## RECORDS PROVIDED
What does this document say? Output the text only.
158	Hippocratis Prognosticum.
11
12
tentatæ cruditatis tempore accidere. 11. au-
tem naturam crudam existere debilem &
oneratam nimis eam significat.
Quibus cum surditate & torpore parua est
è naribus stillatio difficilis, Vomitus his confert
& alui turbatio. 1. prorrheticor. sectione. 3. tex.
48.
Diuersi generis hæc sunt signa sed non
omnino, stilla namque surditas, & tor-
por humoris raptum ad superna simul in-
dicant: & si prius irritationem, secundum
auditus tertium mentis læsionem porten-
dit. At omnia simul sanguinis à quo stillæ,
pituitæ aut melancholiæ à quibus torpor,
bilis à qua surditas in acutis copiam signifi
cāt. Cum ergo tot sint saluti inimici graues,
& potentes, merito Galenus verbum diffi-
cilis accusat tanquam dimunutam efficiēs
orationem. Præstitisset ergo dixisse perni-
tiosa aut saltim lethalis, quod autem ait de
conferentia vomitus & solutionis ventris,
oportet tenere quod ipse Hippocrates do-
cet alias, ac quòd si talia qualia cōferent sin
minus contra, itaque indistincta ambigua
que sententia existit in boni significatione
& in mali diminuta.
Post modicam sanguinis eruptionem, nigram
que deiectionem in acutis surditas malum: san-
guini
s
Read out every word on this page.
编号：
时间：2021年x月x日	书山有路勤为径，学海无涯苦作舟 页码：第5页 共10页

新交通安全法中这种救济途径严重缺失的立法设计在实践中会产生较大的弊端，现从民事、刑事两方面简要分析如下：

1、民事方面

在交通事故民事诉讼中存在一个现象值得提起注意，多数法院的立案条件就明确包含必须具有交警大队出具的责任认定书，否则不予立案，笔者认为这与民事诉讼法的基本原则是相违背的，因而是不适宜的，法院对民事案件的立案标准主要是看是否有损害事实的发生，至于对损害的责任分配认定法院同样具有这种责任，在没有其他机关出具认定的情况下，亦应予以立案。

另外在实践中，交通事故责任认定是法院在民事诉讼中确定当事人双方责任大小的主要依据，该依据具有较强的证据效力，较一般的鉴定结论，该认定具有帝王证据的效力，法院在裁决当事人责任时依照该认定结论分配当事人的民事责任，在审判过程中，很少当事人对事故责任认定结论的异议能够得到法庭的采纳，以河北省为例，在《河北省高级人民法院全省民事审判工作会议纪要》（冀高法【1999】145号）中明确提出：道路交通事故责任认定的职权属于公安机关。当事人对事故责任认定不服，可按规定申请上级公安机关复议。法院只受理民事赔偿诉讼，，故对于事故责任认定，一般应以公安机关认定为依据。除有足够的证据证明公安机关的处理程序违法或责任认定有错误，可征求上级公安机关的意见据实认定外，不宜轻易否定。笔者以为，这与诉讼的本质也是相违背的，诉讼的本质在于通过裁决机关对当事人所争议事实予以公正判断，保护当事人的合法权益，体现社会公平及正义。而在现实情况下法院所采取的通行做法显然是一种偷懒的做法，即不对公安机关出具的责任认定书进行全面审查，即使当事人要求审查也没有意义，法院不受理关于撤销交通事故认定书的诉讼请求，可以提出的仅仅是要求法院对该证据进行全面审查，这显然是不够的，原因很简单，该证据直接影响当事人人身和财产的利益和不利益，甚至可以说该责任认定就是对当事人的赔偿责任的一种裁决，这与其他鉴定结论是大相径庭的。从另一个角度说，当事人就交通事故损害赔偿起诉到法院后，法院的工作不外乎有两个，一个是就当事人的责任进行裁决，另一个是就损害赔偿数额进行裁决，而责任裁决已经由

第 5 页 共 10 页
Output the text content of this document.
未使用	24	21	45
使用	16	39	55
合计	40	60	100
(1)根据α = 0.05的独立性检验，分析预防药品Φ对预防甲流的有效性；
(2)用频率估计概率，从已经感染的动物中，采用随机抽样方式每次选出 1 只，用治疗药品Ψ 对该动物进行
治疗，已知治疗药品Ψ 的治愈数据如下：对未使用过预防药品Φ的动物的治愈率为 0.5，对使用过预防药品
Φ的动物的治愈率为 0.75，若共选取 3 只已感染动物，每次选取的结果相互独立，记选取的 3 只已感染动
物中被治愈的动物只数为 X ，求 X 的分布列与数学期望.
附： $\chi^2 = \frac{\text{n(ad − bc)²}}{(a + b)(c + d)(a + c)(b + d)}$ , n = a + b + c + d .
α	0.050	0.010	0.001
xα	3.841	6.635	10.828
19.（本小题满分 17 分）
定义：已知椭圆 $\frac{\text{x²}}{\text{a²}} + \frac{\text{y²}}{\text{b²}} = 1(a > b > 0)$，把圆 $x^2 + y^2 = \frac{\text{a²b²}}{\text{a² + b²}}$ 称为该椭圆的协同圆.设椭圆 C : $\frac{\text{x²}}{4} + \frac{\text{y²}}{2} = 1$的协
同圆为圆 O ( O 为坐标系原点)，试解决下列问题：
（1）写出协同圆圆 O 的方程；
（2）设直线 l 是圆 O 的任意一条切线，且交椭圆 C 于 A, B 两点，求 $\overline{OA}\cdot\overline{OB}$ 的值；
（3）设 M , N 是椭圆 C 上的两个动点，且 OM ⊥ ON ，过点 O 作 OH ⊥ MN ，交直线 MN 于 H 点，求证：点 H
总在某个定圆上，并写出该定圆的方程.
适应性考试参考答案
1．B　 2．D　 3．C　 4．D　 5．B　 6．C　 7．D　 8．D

## STATED GOAL
Pick out all lines from the data above in which the word "simul" appears.

## TASK SOLUTION
por humoris raptum ad superna simul in-
dit. At omnia simul sanguinis à quo stillæ,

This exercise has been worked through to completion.